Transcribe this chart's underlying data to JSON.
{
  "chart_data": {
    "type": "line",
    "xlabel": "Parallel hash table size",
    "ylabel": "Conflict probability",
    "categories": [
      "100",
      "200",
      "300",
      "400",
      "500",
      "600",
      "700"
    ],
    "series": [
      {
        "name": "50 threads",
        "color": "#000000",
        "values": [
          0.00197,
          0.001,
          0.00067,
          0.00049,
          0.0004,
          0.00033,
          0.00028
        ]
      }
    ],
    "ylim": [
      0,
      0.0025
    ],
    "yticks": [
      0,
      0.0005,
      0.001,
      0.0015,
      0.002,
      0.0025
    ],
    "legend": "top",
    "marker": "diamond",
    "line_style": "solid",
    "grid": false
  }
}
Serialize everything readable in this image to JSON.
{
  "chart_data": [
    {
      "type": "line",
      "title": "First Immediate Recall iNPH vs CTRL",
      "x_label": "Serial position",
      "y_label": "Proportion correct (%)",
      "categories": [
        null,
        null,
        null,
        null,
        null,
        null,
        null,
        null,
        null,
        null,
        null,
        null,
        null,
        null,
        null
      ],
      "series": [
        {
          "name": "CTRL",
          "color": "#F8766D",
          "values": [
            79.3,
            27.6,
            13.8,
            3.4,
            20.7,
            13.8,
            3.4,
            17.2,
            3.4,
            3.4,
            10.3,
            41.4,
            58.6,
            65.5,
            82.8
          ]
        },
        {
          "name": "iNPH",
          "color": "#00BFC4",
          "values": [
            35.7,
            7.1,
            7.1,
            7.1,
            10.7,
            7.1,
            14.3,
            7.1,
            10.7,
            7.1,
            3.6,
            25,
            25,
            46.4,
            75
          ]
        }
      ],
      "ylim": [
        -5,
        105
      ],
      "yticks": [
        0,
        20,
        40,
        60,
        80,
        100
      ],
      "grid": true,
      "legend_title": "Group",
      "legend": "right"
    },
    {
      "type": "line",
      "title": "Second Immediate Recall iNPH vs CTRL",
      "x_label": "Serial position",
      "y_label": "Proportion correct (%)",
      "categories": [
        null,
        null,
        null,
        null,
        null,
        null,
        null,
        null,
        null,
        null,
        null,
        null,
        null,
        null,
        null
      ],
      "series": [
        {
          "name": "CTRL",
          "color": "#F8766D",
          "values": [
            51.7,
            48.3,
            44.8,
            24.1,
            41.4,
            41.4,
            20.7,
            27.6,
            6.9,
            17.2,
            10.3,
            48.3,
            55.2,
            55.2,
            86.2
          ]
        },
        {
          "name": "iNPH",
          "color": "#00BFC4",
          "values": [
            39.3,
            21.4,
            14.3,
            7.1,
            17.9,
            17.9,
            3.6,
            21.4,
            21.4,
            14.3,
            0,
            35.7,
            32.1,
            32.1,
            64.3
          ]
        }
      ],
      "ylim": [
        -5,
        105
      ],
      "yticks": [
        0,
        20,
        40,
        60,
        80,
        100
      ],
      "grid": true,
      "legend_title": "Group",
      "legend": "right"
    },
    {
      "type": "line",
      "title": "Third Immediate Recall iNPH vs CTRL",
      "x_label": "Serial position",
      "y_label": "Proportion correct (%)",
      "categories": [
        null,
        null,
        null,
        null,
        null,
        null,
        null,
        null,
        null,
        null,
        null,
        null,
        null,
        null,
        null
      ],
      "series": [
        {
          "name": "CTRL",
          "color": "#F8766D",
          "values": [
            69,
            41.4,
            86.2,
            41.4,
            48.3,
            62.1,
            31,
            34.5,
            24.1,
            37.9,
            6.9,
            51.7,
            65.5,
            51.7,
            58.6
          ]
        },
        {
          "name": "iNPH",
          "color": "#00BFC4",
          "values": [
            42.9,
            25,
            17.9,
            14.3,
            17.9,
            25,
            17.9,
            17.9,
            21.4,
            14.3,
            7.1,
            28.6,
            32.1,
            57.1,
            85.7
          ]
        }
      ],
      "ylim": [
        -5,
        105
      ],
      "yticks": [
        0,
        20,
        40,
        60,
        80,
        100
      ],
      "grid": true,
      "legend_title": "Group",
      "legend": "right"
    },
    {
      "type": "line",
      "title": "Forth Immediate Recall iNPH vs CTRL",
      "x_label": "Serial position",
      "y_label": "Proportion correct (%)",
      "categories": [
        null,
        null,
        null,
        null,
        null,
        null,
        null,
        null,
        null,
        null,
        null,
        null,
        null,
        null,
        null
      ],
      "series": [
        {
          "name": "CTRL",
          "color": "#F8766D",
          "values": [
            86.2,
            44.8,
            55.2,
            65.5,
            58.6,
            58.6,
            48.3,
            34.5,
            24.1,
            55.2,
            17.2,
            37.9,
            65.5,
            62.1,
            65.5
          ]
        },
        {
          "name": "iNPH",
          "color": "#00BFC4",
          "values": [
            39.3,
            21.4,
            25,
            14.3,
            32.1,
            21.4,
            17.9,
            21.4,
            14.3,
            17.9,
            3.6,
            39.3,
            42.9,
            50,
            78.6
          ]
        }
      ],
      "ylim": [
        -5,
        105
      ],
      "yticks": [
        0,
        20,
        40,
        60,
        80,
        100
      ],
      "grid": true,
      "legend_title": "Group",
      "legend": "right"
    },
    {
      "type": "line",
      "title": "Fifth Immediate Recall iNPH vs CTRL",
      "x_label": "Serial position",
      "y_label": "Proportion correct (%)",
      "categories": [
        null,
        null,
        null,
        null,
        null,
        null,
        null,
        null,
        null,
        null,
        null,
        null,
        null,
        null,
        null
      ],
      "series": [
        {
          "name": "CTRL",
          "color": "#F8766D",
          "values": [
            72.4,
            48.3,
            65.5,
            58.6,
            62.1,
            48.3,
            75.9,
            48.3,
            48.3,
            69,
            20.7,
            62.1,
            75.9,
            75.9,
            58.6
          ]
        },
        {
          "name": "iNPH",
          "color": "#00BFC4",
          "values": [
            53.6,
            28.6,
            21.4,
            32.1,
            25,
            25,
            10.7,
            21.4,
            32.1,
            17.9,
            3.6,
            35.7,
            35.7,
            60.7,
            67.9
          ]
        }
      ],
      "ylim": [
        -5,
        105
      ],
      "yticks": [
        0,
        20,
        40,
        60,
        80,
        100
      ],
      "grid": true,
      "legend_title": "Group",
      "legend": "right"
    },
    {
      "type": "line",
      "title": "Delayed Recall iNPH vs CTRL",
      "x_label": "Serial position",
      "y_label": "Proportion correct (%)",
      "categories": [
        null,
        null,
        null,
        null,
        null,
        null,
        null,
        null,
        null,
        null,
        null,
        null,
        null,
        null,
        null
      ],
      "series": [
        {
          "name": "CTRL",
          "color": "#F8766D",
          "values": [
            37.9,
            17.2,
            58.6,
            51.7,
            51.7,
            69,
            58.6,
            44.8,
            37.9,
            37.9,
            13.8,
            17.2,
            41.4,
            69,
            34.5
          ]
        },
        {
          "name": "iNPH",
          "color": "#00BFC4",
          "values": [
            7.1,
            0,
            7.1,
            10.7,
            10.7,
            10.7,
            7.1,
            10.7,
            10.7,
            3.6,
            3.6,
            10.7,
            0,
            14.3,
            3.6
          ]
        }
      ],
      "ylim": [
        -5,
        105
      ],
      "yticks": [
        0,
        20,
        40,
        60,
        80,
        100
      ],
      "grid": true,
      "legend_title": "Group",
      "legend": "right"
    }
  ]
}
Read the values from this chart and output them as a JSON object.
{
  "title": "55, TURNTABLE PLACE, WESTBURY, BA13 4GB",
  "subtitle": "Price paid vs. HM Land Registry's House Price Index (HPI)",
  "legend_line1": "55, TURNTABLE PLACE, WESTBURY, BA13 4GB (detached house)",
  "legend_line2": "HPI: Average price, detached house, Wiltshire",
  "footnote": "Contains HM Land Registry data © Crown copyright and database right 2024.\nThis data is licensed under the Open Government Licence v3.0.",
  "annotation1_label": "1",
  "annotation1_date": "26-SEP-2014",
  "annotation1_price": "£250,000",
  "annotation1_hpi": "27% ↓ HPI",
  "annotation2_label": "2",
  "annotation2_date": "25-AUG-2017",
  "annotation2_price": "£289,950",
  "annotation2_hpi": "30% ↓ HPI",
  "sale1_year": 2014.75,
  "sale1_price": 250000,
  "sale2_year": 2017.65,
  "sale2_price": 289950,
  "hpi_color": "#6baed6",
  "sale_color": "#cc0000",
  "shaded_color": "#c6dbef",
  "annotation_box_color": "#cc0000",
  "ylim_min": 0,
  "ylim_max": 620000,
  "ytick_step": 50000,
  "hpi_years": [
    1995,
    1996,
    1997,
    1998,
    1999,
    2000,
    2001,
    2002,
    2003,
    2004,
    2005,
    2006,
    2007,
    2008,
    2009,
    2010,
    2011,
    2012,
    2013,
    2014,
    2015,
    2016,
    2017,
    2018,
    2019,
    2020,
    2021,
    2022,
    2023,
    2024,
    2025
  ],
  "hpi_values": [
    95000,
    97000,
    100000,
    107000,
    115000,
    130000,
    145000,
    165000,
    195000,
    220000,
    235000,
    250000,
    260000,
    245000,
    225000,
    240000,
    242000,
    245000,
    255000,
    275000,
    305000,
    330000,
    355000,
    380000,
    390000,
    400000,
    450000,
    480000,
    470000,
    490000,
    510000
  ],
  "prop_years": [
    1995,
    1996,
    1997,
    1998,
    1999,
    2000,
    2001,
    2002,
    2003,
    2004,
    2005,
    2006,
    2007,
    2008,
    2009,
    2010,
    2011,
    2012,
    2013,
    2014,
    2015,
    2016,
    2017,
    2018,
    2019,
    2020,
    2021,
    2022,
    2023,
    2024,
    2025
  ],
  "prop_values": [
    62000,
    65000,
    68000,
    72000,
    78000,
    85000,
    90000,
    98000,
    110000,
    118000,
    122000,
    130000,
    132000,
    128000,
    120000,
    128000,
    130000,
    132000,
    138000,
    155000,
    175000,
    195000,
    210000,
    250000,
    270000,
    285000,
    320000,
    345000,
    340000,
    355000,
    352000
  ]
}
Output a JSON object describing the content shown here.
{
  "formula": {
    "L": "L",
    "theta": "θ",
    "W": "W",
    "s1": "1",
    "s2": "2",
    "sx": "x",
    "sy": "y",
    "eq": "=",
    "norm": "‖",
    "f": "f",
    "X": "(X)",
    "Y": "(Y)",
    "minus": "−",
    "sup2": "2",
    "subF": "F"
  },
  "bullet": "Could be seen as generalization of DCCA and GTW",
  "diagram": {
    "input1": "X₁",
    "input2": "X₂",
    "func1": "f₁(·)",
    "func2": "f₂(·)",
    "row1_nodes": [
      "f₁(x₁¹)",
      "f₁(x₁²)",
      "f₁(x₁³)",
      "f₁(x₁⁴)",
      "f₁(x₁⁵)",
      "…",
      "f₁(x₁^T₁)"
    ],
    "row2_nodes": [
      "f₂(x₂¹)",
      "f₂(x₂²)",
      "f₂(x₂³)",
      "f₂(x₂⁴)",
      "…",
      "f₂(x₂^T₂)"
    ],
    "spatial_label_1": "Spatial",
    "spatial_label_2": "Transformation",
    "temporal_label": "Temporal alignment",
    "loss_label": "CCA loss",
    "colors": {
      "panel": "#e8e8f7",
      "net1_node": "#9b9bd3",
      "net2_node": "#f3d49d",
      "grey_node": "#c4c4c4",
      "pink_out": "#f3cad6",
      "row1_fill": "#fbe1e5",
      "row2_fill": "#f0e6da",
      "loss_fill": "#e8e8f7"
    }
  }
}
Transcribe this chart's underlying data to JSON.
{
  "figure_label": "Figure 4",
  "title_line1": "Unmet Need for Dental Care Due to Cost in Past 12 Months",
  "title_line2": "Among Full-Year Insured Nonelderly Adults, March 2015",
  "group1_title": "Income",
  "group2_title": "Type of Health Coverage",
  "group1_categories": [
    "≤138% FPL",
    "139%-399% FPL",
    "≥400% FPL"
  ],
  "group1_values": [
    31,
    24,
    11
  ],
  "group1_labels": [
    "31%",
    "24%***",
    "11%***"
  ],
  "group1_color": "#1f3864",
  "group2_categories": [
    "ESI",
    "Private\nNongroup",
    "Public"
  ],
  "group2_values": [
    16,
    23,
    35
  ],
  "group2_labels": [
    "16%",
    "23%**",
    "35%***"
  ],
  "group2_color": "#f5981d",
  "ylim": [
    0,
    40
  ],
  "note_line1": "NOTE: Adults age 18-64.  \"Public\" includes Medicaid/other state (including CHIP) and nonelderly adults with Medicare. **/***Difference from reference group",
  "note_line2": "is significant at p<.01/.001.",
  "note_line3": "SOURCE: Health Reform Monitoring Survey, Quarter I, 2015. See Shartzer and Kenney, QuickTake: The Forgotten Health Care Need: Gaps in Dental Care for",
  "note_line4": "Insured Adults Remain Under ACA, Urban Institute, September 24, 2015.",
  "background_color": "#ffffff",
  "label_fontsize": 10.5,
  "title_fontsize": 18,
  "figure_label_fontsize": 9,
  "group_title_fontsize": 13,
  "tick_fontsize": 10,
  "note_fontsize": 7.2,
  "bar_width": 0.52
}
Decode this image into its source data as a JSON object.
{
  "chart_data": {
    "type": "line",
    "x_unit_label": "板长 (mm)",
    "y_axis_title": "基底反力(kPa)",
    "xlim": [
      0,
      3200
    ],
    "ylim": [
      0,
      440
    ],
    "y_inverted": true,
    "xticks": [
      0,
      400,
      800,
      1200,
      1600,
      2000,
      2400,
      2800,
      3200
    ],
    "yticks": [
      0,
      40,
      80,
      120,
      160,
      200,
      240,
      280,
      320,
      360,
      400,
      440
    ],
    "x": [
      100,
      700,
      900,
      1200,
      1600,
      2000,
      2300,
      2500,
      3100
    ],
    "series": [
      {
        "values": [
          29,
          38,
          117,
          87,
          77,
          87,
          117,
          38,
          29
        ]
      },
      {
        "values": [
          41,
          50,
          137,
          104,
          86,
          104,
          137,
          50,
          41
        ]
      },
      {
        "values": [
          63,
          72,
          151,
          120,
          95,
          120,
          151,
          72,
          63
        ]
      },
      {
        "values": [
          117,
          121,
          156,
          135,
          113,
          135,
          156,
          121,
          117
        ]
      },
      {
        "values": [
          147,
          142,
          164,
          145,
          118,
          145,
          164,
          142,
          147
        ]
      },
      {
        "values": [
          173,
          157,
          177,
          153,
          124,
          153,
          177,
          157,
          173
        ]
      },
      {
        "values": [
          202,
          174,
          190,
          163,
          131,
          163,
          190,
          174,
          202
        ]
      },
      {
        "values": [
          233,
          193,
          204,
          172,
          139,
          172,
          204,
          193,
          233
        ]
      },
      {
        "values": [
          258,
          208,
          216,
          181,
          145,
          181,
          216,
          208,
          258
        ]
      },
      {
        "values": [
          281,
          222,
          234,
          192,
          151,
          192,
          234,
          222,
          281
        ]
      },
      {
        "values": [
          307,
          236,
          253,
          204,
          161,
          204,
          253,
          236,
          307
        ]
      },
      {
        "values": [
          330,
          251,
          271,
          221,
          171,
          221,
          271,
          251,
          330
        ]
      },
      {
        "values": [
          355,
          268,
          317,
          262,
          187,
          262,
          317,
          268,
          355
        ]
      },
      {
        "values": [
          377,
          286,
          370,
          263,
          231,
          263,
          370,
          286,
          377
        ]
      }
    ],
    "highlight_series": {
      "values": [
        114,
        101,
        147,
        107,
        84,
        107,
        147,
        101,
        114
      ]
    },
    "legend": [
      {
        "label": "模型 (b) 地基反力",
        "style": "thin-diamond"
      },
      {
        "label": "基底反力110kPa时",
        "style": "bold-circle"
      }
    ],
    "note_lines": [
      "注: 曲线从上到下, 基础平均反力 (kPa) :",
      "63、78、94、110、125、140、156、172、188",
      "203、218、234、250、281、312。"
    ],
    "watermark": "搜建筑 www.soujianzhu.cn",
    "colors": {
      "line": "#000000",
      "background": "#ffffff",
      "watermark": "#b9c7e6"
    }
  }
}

####

> _Exercise description_: Lines containing the string "object" are to be selected and copied.

> _Answer below_:
Read the values from this chart and output them as a JSON object.
Output a JSON object describing the content shown here.
Decode this image into its source data as a JSON object.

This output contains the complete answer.